# Stated problem
Review the material and extract every line in which the word "ylabel" occurs.

(Entries from a visual dataset)
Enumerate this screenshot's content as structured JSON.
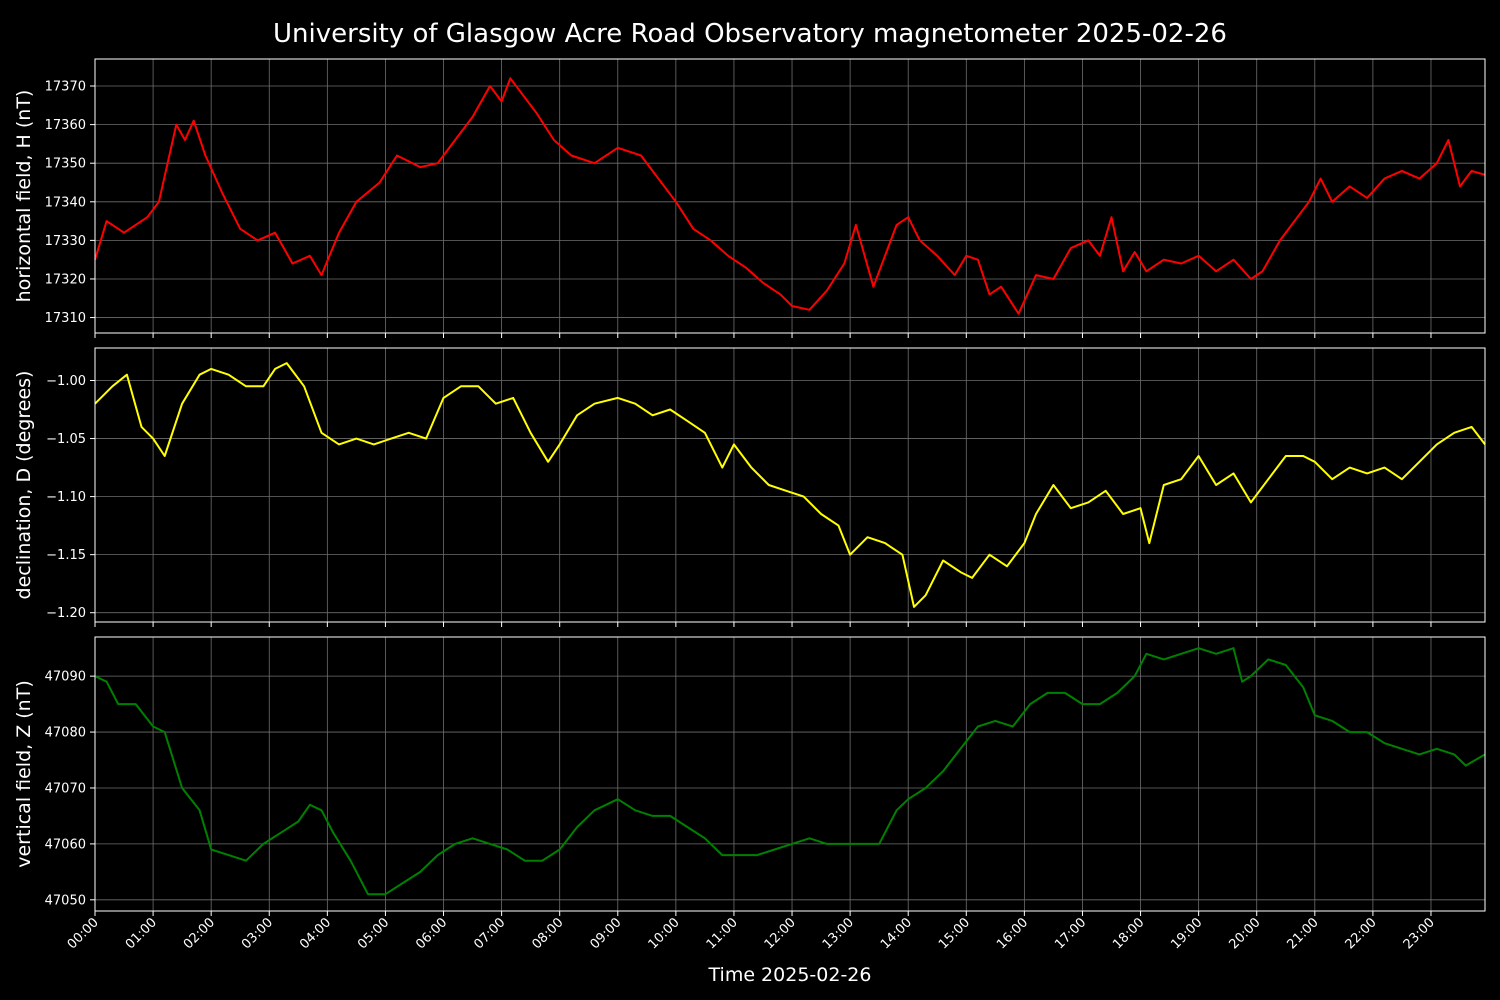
{
  "chart_data": {
    "type": "line",
    "title": "University of Glasgow Acre Road Observatory magnetometer 2025-02-26",
    "xlabel": "Time 2025-02-26",
    "x_range_hours": [
      0,
      23.93
    ],
    "x_ticks": [
      "00:00",
      "01:00",
      "02:00",
      "03:00",
      "04:00",
      "05:00",
      "06:00",
      "07:00",
      "08:00",
      "09:00",
      "10:00",
      "11:00",
      "12:00",
      "13:00",
      "14:00",
      "15:00",
      "16:00",
      "17:00",
      "18:00",
      "19:00",
      "20:00",
      "21:00",
      "22:00",
      "23:00"
    ],
    "grid": true,
    "panels": [
      {
        "name": "H",
        "ylabel": "horizontal field, H (nT)",
        "color": "#ff0000",
        "ylim": [
          17306,
          17377
        ],
        "yticks": [
          17310,
          17320,
          17330,
          17340,
          17350,
          17360,
          17370
        ],
        "ytick_labels": [
          "17310",
          "17320",
          "17330",
          "17340",
          "17350",
          "17360",
          "17370"
        ],
        "x_hours": [
          0,
          0.2,
          0.5,
          0.9,
          1.1,
          1.4,
          1.55,
          1.7,
          1.9,
          2.2,
          2.5,
          2.8,
          3.1,
          3.4,
          3.7,
          3.9,
          4.2,
          4.5,
          4.9,
          5.2,
          5.6,
          5.9,
          6.2,
          6.5,
          6.8,
          7.0,
          7.15,
          7.35,
          7.6,
          7.9,
          8.2,
          8.6,
          9.0,
          9.4,
          9.7,
          10.0,
          10.3,
          10.6,
          10.9,
          11.2,
          11.5,
          11.8,
          12.0,
          12.3,
          12.6,
          12.9,
          13.1,
          13.4,
          13.6,
          13.8,
          14.0,
          14.2,
          14.5,
          14.8,
          15.0,
          15.2,
          15.4,
          15.6,
          15.9,
          16.2,
          16.5,
          16.8,
          17.1,
          17.3,
          17.5,
          17.7,
          17.9,
          18.1,
          18.4,
          18.7,
          19.0,
          19.3,
          19.6,
          19.9,
          20.1,
          20.4,
          20.7,
          20.9,
          21.1,
          21.3,
          21.6,
          21.9,
          22.2,
          22.5,
          22.8,
          23.1,
          23.3,
          23.5,
          23.7,
          23.93
        ],
        "values": [
          17325,
          17335,
          17332,
          17336,
          17340,
          17360,
          17356,
          17361,
          17352,
          17342,
          17333,
          17330,
          17332,
          17324,
          17326,
          17321,
          17332,
          17340,
          17345,
          17352,
          17349,
          17350,
          17356,
          17362,
          17370,
          17366,
          17372,
          17368,
          17363,
          17356,
          17352,
          17350,
          17354,
          17352,
          17346,
          17340,
          17333,
          17330,
          17326,
          17323,
          17319,
          17316,
          17313,
          17312,
          17317,
          17324,
          17334,
          17318,
          17326,
          17334,
          17336,
          17330,
          17326,
          17321,
          17326,
          17325,
          17316,
          17318,
          17311,
          17321,
          17320,
          17328,
          17330,
          17326,
          17336,
          17322,
          17327,
          17322,
          17325,
          17324,
          17326,
          17322,
          17325,
          17320,
          17322,
          17330,
          17336,
          17340,
          17346,
          17340,
          17344,
          17341,
          17346,
          17348,
          17346,
          17350,
          17356,
          17344,
          17348,
          17347
        ]
      },
      {
        "name": "D",
        "ylabel": "declination, D (degrees)",
        "color": "#ffff00",
        "ylim": [
          -1.208,
          -0.972
        ],
        "yticks": [
          -1.2,
          -1.15,
          -1.1,
          -1.05,
          -1.0
        ],
        "ytick_labels": [
          "−1.20",
          "−1.15",
          "−1.10",
          "−1.05",
          "−1.00"
        ],
        "x_hours": [
          0,
          0.3,
          0.55,
          0.8,
          1.0,
          1.2,
          1.5,
          1.8,
          2.0,
          2.3,
          2.6,
          2.9,
          3.1,
          3.3,
          3.6,
          3.9,
          4.2,
          4.5,
          4.8,
          5.1,
          5.4,
          5.7,
          6.0,
          6.3,
          6.6,
          6.9,
          7.2,
          7.5,
          7.8,
          8.0,
          8.3,
          8.6,
          9.0,
          9.3,
          9.6,
          9.9,
          10.2,
          10.5,
          10.8,
          11.0,
          11.3,
          11.6,
          11.9,
          12.2,
          12.5,
          12.8,
          13.0,
          13.3,
          13.6,
          13.9,
          14.1,
          14.3,
          14.6,
          14.9,
          15.1,
          15.4,
          15.7,
          16.0,
          16.2,
          16.5,
          16.8,
          17.1,
          17.4,
          17.7,
          18.0,
          18.15,
          18.4,
          18.7,
          19.0,
          19.3,
          19.6,
          19.9,
          20.2,
          20.5,
          20.8,
          21.0,
          21.3,
          21.6,
          21.9,
          22.2,
          22.5,
          22.8,
          23.1,
          23.4,
          23.7,
          23.93
        ],
        "values": [
          -1.02,
          -1.005,
          -0.995,
          -1.04,
          -1.05,
          -1.065,
          -1.02,
          -0.995,
          -0.99,
          -0.995,
          -1.005,
          -1.005,
          -0.99,
          -0.985,
          -1.005,
          -1.045,
          -1.055,
          -1.05,
          -1.055,
          -1.05,
          -1.045,
          -1.05,
          -1.015,
          -1.005,
          -1.005,
          -1.02,
          -1.015,
          -1.045,
          -1.07,
          -1.055,
          -1.03,
          -1.02,
          -1.015,
          -1.02,
          -1.03,
          -1.025,
          -1.035,
          -1.045,
          -1.075,
          -1.055,
          -1.075,
          -1.09,
          -1.095,
          -1.1,
          -1.115,
          -1.125,
          -1.15,
          -1.135,
          -1.14,
          -1.15,
          -1.195,
          -1.185,
          -1.155,
          -1.165,
          -1.17,
          -1.15,
          -1.16,
          -1.14,
          -1.115,
          -1.09,
          -1.11,
          -1.105,
          -1.095,
          -1.115,
          -1.11,
          -1.14,
          -1.09,
          -1.085,
          -1.065,
          -1.09,
          -1.08,
          -1.105,
          -1.085,
          -1.065,
          -1.065,
          -1.07,
          -1.085,
          -1.075,
          -1.08,
          -1.075,
          -1.085,
          -1.07,
          -1.055,
          -1.045,
          -1.04,
          -1.055
        ]
      },
      {
        "name": "Z",
        "ylabel": "vertical field, Z (nT)",
        "color": "#008000",
        "ylim": [
          47048,
          47097
        ],
        "yticks": [
          47050,
          47060,
          47070,
          47080,
          47090
        ],
        "ytick_labels": [
          "47050",
          "47060",
          "47070",
          "47080",
          "47090"
        ],
        "x_hours": [
          0,
          0.2,
          0.4,
          0.7,
          1.0,
          1.2,
          1.5,
          1.8,
          2.0,
          2.3,
          2.6,
          2.9,
          3.2,
          3.5,
          3.7,
          3.9,
          4.1,
          4.4,
          4.7,
          5.0,
          5.3,
          5.6,
          5.9,
          6.2,
          6.5,
          6.8,
          7.1,
          7.4,
          7.7,
          8.0,
          8.3,
          8.6,
          9.0,
          9.3,
          9.6,
          9.9,
          10.2,
          10.5,
          10.8,
          11.1,
          11.4,
          11.7,
          12.0,
          12.3,
          12.6,
          12.9,
          13.2,
          13.5,
          13.8,
          14.0,
          14.3,
          14.6,
          14.9,
          15.2,
          15.5,
          15.8,
          16.1,
          16.4,
          16.7,
          17.0,
          17.3,
          17.6,
          17.9,
          18.1,
          18.4,
          18.7,
          19.0,
          19.3,
          19.6,
          19.75,
          19.9,
          20.2,
          20.5,
          20.8,
          21.0,
          21.3,
          21.6,
          21.9,
          22.2,
          22.5,
          22.8,
          23.1,
          23.4,
          23.6,
          23.93
        ],
        "values": [
          47090,
          47089,
          47085,
          47085,
          47081,
          47080,
          47070,
          47066,
          47059,
          47058,
          47057,
          47060,
          47062,
          47064,
          47067,
          47066,
          47062,
          47057,
          47051,
          47051,
          47053,
          47055,
          47058,
          47060,
          47061,
          47060,
          47059,
          47057,
          47057,
          47059,
          47063,
          47066,
          47068,
          47066,
          47065,
          47065,
          47063,
          47061,
          47058,
          47058,
          47058,
          47059,
          47060,
          47061,
          47060,
          47060,
          47060,
          47060,
          47066,
          47068,
          47070,
          47073,
          47077,
          47081,
          47082,
          47081,
          47085,
          47087,
          47087,
          47085,
          47085,
          47087,
          47090,
          47094,
          47093,
          47094,
          47095,
          47094,
          47095,
          47089,
          47090,
          47093,
          47092,
          47088,
          47083,
          47082,
          47080,
          47080,
          47078,
          47077,
          47076,
          47077,
          47076,
          47074,
          47076
        ]
      }
    ]
  }
}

# Solution to this exercise
        "ylabel": "horizontal field, H (nT)",
        "ylabel": "declination, D (degrees)",
        "ylabel": "vertical field, Z (nT)",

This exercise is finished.